Rewrite the listing below as a numbered list, dropping any blank lines.

## Records shown
** start **

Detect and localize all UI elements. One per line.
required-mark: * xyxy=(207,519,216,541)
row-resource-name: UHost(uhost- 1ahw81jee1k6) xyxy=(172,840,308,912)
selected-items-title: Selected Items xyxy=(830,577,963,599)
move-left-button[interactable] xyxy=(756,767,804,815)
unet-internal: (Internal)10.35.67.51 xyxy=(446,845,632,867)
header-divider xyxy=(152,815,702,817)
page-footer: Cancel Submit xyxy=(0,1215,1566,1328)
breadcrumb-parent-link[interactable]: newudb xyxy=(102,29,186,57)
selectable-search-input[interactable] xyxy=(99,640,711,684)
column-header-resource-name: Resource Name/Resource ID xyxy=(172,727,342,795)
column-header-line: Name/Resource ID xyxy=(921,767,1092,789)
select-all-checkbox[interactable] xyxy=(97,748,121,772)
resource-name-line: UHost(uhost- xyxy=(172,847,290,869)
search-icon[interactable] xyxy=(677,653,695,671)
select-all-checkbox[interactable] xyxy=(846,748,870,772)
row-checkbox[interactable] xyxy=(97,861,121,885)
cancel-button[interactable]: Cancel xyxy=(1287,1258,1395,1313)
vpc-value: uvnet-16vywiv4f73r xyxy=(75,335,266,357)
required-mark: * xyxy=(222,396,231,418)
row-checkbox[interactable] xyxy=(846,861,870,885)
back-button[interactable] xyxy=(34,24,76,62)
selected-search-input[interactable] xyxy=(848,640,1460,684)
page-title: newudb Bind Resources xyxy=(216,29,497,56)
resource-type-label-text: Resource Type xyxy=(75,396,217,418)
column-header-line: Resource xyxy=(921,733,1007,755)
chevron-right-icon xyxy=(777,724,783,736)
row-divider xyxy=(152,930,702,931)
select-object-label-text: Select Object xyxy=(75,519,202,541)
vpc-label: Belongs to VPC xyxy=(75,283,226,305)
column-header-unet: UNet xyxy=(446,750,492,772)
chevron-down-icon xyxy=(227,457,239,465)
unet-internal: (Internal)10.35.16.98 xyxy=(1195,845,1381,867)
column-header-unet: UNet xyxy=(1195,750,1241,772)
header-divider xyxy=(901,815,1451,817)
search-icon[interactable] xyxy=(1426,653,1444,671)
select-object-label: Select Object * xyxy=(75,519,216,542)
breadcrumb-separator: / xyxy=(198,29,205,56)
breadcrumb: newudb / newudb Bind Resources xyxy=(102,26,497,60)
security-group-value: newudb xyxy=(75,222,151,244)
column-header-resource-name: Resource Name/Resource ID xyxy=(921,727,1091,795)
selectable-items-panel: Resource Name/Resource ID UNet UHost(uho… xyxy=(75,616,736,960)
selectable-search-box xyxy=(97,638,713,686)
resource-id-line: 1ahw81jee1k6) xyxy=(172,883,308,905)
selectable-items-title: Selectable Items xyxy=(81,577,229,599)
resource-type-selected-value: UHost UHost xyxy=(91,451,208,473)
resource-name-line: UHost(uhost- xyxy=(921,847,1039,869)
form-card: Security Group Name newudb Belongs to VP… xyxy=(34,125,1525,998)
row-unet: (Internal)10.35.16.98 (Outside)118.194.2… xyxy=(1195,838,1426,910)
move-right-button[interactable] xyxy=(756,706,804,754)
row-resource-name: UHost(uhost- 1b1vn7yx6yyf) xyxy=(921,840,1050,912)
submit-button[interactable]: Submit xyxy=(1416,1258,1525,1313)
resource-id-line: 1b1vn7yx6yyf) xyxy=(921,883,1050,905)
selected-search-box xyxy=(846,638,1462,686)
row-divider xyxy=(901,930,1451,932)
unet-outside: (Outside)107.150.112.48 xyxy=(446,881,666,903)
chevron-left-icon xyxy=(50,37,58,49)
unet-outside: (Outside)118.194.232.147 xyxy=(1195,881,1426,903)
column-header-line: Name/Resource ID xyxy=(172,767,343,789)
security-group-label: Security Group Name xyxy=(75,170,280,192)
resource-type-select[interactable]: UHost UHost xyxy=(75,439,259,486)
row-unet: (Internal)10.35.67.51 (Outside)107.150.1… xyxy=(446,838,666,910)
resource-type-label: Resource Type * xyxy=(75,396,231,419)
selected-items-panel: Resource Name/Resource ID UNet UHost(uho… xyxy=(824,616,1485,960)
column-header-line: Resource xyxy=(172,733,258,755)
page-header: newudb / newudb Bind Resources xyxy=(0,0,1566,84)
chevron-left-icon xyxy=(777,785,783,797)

** end **

## Result below
1. Detect and localize all UI elements. One per line.
2. required-mark: * xyxy=(207,519,216,541)
3. row-resource-name: UHost(uhost- 1ahw81jee1k6) xyxy=(172,840,308,912)
4. selected-items-title: Selected Items xyxy=(830,577,963,599)
5. move-left-button[interactable] xyxy=(756,767,804,815)
6. unet-internal: (Internal)10.35.67.51 xyxy=(446,845,632,867)
7. header-divider xyxy=(152,815,702,817)
8. page-footer: Cancel Submit xyxy=(0,1215,1566,1328)
9. breadcrumb-parent-link[interactable]: newudb xyxy=(102,29,186,57)
10. selectable-search-input[interactable] xyxy=(99,640,711,684)
11. column-header-resource-name: Resource Name/Resource ID xyxy=(172,727,342,795)
12. column-header-line: Name/Resource ID xyxy=(921,767,1092,789)
13. select-all-checkbox[interactable] xyxy=(97,748,121,772)
14. resource-name-line: UHost(uhost- xyxy=(172,847,290,869)
15. search-icon[interactable] xyxy=(677,653,695,671)
16. select-all-checkbox[interactable] xyxy=(846,748,870,772)
17. row-checkbox[interactable] xyxy=(97,861,121,885)
18. cancel-button[interactable]: Cancel xyxy=(1287,1258,1395,1313)
19. vpc-value: uvnet-16vywiv4f73r xyxy=(75,335,266,357)
20. required-mark: * xyxy=(222,396,231,418)
21. row-checkbox[interactable] xyxy=(846,861,870,885)
22. back-button[interactable] xyxy=(34,24,76,62)
23. selected-search-input[interactable] xyxy=(848,640,1460,684)
24. page-title: newudb Bind Resources xyxy=(216,29,497,56)
25. resource-type-label-text: Resource Type xyxy=(75,396,217,418)
26. column-header-line: Resource xyxy=(921,733,1007,755)
27. chevron-right-icon xyxy=(777,724,783,736)
28. row-divider xyxy=(152,930,702,931)
29. select-object-label-text: Select Object xyxy=(75,519,202,541)
30. vpc-label: Belongs to VPC xyxy=(75,283,226,305)
31. column-header-unet: UNet xyxy=(446,750,492,772)
32. chevron-down-icon xyxy=(227,457,239,465)
33. unet-internal: (Internal)10.35.16.98 xyxy=(1195,845,1381,867)
34. column-header-unet: UNet xyxy=(1195,750,1241,772)
35. header-divider xyxy=(901,815,1451,817)
36. search-icon[interactable] xyxy=(1426,653,1444,671)
37. select-object-label: Select Object * xyxy=(75,519,216,542)
38. breadcrumb-separator: / xyxy=(198,29,205,56)
39. breadcrumb: newudb / newudb Bind Resources xyxy=(102,26,497,60)
40. security-group-value: newudb xyxy=(75,222,151,244)
41. column-header-resource-name: Resource Name/Resource ID xyxy=(921,727,1091,795)
42. selectable-items-panel: Resource Name/Resource ID UNet UHost(uho… xyxy=(75,616,736,960)
43. selectable-search-box xyxy=(97,638,713,686)
44. resource-id-line: 1ahw81jee1k6) xyxy=(172,883,308,905)
45. selectable-items-title: Selectable Items xyxy=(81,577,229,599)
46. resource-type-selected-value: UHost UHost xyxy=(91,451,208,473)
47. resource-name-line: UHost(uhost- xyxy=(921,847,1039,869)
48. form-card: Security Group Name newudb Belongs to VP… xyxy=(34,125,1525,998)
49. row-unet: (Internal)10.35.16.98 (Outside)118.194.2… xyxy=(1195,838,1426,910)
50. move-right-button[interactable] xyxy=(756,706,804,754)
51. row-resource-name: UHost(uhost- 1b1vn7yx6yyf) xyxy=(921,840,1050,912)
52. submit-button[interactable]: Submit xyxy=(1416,1258,1525,1313)
53. resource-id-line: 1b1vn7yx6yyf) xyxy=(921,883,1050,905)
54. selected-search-box xyxy=(846,638,1462,686)
55. row-divider xyxy=(901,930,1451,932)
56. unet-outside: (Outside)107.150.112.48 xyxy=(446,881,666,903)
57. chevron-left-icon xyxy=(50,37,58,49)
58. unet-outside: (Outside)118.194.232.147 xyxy=(1195,881,1426,903)
59. column-header-line: Name/Resource ID xyxy=(172,767,343,789)
60. security-group-label: Security Group Name xyxy=(75,170,280,192)
61. resource-type-select[interactable]: UHost UHost xyxy=(75,439,259,486)
62. row-unet: (Internal)10.35.67.51 (Outside)107.150.1… xyxy=(446,838,666,910)
63. resource-type-label: Resource Type * xyxy=(75,396,231,419)
64. selected-items-panel: Resource Name/Resource ID UNet UHost(uho… xyxy=(824,616,1485,960)
65. column-header-line: Resource xyxy=(172,733,258,755)
66. page-header: newudb / newudb Bind Resources xyxy=(0,0,1566,84)
67. chevron-left-icon xyxy=(777,785,783,797)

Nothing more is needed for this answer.